--- TASK TO CARRY OUT ---
Make an exact copy of the data below, leaving out every picture.

--- Extracted data entries ---
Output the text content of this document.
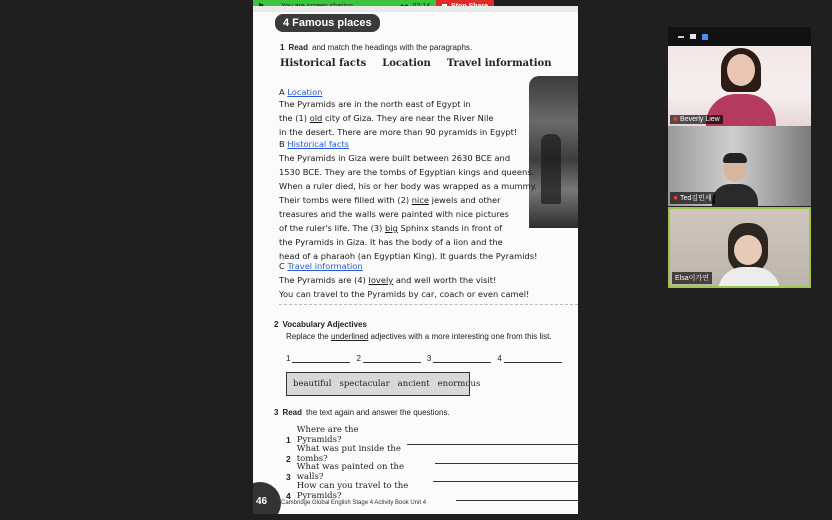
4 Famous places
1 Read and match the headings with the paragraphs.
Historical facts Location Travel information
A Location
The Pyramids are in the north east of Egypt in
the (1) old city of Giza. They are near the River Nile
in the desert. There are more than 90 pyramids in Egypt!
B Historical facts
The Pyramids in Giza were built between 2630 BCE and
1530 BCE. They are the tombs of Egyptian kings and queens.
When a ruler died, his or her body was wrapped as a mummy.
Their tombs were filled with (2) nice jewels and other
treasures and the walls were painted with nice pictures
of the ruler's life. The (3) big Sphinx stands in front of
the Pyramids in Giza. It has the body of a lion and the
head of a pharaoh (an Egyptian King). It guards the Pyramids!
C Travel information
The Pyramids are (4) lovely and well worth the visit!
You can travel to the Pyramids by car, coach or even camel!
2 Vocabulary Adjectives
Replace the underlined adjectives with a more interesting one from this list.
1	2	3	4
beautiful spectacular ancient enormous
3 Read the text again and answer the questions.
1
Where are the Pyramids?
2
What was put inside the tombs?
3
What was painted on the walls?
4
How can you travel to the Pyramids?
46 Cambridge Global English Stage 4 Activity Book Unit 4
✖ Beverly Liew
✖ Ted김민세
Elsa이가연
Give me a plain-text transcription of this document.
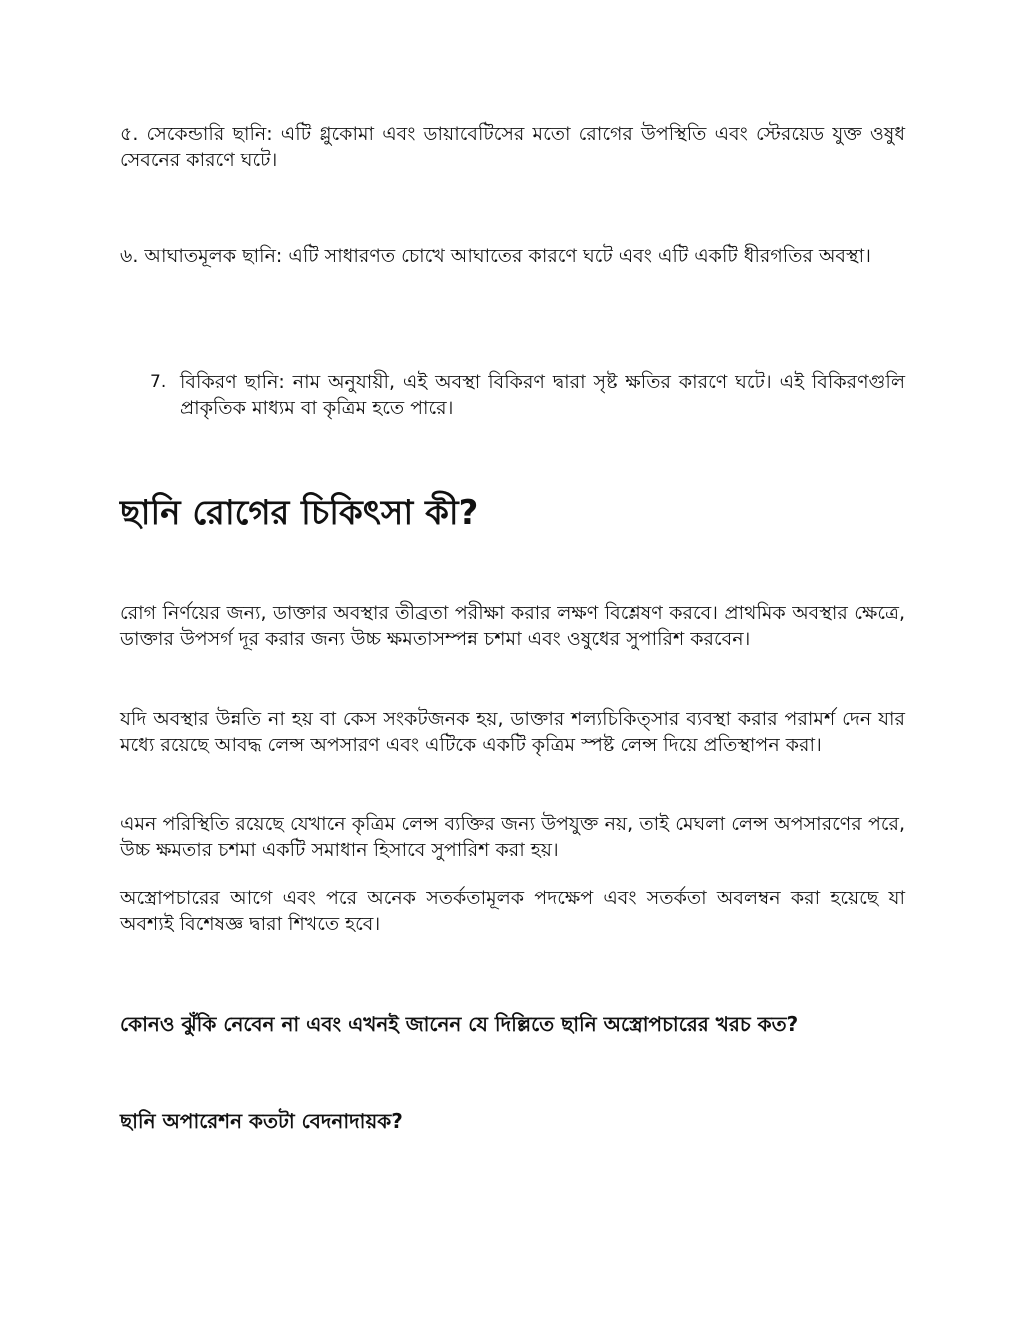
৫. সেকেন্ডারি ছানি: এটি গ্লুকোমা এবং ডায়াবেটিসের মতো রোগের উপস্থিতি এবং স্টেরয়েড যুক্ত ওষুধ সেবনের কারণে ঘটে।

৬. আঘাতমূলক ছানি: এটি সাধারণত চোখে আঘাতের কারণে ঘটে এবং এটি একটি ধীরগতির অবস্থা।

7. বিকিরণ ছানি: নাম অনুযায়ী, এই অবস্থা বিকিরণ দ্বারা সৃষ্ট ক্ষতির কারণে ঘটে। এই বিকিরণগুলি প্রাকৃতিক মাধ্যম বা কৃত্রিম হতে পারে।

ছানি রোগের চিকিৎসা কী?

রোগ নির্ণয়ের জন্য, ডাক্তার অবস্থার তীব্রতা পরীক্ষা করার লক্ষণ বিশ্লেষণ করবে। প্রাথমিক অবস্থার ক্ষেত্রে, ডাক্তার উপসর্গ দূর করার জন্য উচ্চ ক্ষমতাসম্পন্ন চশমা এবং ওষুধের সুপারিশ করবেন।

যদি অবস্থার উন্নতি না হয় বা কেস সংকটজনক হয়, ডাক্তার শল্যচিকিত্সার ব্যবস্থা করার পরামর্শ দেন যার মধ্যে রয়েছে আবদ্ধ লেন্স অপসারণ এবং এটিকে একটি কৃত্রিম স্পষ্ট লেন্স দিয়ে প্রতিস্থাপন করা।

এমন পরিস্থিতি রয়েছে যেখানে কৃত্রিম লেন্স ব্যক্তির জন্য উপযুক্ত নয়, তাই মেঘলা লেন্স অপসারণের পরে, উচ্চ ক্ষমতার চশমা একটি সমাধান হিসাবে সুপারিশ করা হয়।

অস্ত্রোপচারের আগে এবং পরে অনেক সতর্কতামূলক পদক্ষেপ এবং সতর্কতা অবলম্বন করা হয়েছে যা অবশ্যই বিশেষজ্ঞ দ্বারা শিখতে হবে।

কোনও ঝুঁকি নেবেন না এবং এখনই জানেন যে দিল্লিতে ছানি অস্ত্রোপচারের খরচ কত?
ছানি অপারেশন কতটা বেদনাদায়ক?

--- THE ANSWER ---
Output the text content of this document.
4 Famous places
1 Read and match the headings with the paragraphs.
Historical facts Location Travel information
A Location
The Pyramids are in the north east of Egypt in
the (1) old city of Giza. They are near the River Nile
in the desert. There are more than 90 pyramids in Egypt!
B Historical facts
The Pyramids in Giza were built between 2630 BCE and
1530 BCE. They are the tombs of Egyptian kings and queens.
When a ruler died, his or her body was wrapped as a mummy.
Their tombs were filled with (2) nice jewels and other
treasures and the walls were painted with nice pictures
of the ruler's life. The (3) big Sphinx stands in front of
the Pyramids in Giza. It has the body of a lion and the
head of a pharaoh (an Egyptian King). It guards the Pyramids!
C Travel information
The Pyramids are (4) lovely and well worth the visit!
You can travel to the Pyramids by car, coach or even camel!
2 Vocabulary Adjectives
Replace the underlined adjectives with a more interesting one from this list.
1	2	3	4
beautiful spectacular ancient enormous
3 Read the text again and answer the questions.
1
Where are the Pyramids?
2
What was put inside the tombs?
3
What was painted on the walls?
4
How can you travel to the Pyramids?
46 Cambridge Global English Stage 4 Activity Book Unit 4
✖ Beverly Liew
✖ Ted김민세
Elsa이가연
Give me a plain-text transcription of this document.
৫. সেকেন্ডারি ছানি: এটি গ্লুকোমা এবং ডায়াবেটিসের মতো রোগের উপস্থিতি এবং স্টেরয়েড যুক্ত ওষুধ সেবনের কারণে ঘটে।

৬. আঘাতমূলক ছানি: এটি সাধারণত চোখে আঘাতের কারণে ঘটে এবং এটি একটি ধীরগতির অবস্থা।

7. বিকিরণ ছানি: নাম অনুযায়ী, এই অবস্থা বিকিরণ দ্বারা সৃষ্ট ক্ষতির কারণে ঘটে। এই বিকিরণগুলি প্রাকৃতিক মাধ্যম বা কৃত্রিম হতে পারে।

ছানি রোগের চিকিৎসা কী?

রোগ নির্ণয়ের জন্য, ডাক্তার অবস্থার তীব্রতা পরীক্ষা করার লক্ষণ বিশ্লেষণ করবে। প্রাথমিক অবস্থার ক্ষেত্রে, ডাক্তার উপসর্গ দূর করার জন্য উচ্চ ক্ষমতাসম্পন্ন চশমা এবং ওষুধের সুপারিশ করবেন।

যদি অবস্থার উন্নতি না হয় বা কেস সংকটজনক হয়, ডাক্তার শল্যচিকিত্সার ব্যবস্থা করার পরামর্শ দেন যার মধ্যে রয়েছে আবদ্ধ লেন্স অপসারণ এবং এটিকে একটি কৃত্রিম স্পষ্ট লেন্স দিয়ে প্রতিস্থাপন করা।

এমন পরিস্থিতি রয়েছে যেখানে কৃত্রিম লেন্স ব্যক্তির জন্য উপযুক্ত নয়, তাই মেঘলা লেন্স অপসারণের পরে, উচ্চ ক্ষমতার চশমা একটি সমাধান হিসাবে সুপারিশ করা হয়।

অস্ত্রোপচারের আগে এবং পরে অনেক সতর্কতামূলক পদক্ষেপ এবং সতর্কতা অবলম্বন করা হয়েছে যা অবশ্যই বিশেষজ্ঞ দ্বারা শিখতে হবে।

কোনও ঝুঁকি নেবেন না এবং এখনই জানেন যে দিল্লিতে ছানি অস্ত্রোপচারের খরচ কত?
ছানি অপারেশন কতটা বেদনাদায়ক?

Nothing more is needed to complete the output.